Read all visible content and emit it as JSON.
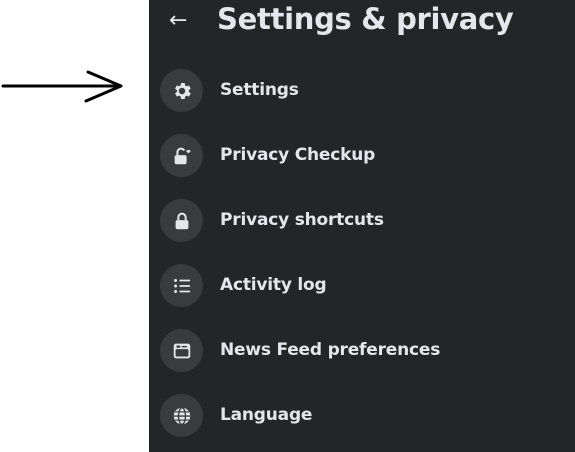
{
  "header": {
    "back_glyph": "←",
    "title": "Settings & privacy"
  },
  "menu": {
    "items": [
      {
        "label": "Settings",
        "icon": "gear-icon"
      },
      {
        "label": "Privacy Checkup",
        "icon": "lock-heart-icon"
      },
      {
        "label": "Privacy shortcuts",
        "icon": "lock-icon"
      },
      {
        "label": "Activity log",
        "icon": "list-icon"
      },
      {
        "label": "News Feed preferences",
        "icon": "news-feed-icon"
      },
      {
        "label": "Language",
        "icon": "globe-icon"
      }
    ]
  },
  "colors": {
    "panel_background": "#242526",
    "icon_circle": "#3a3b3c",
    "text": "#e4e6eb",
    "annotation": "#000000"
  }
}
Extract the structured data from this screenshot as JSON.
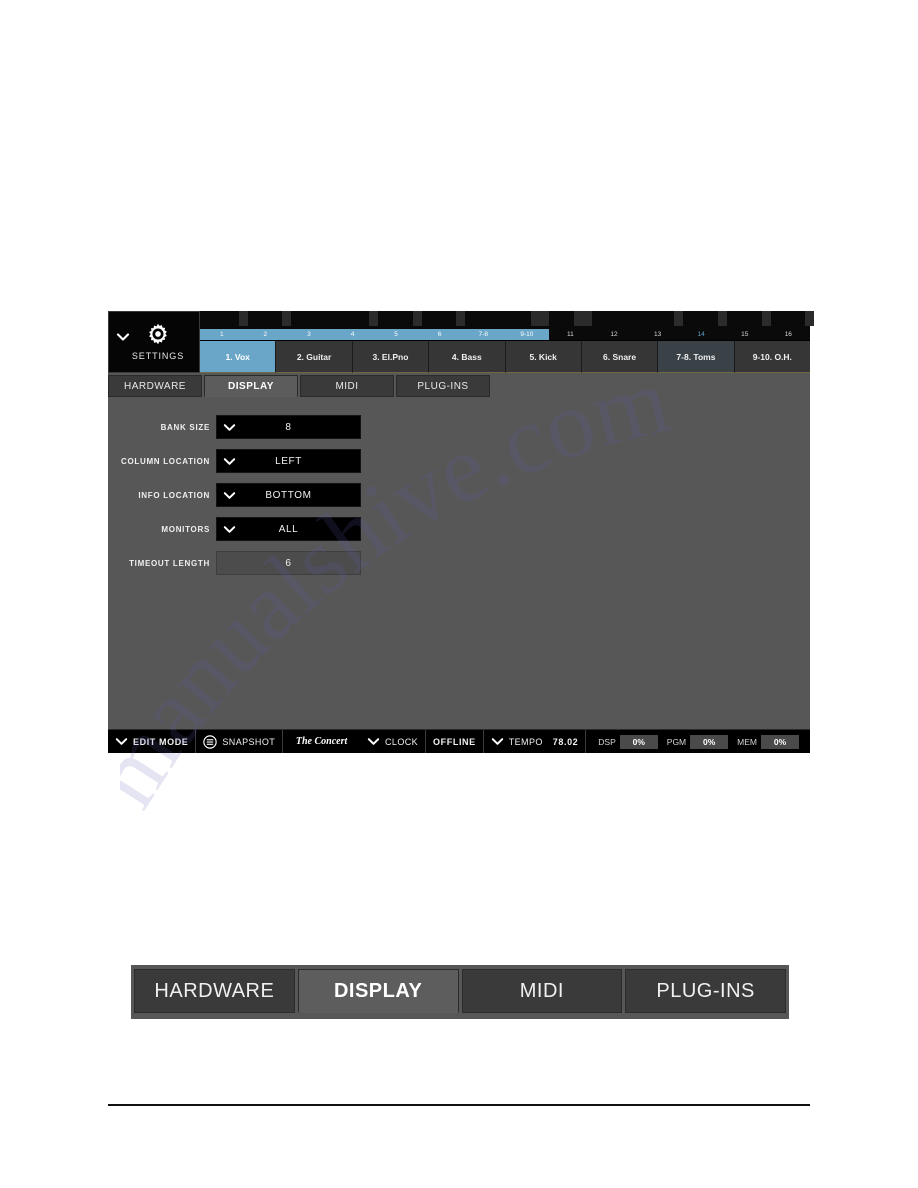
========================
_EXERCISE DIRECTIONS_
Print all the records again exactly; do not include any picture.

_CORRECT OUTPUT_
Read all visible content and emit it as JSON.
{
  "header": {
    "back_glyph": "←",
    "title": "Settings & privacy"
  },
  "menu": {
    "items": [
      {
        "label": "Settings",
        "icon": "gear-icon"
      },
      {
        "label": "Privacy Checkup",
        "icon": "lock-heart-icon"
      },
      {
        "label": "Privacy shortcuts",
        "icon": "lock-icon"
      },
      {
        "label": "Activity log",
        "icon": "list-icon"
      },
      {
        "label": "News Feed preferences",
        "icon": "news-feed-icon"
      },
      {
        "label": "Language",
        "icon": "globe-icon"
      }
    ]
  },
  "colors": {
    "panel_background": "#242526",
    "icon_circle": "#3a3b3c",
    "text": "#e4e6eb",
    "annotation": "#000000"
  }
}
Extract the structured data from this screenshot as JSON.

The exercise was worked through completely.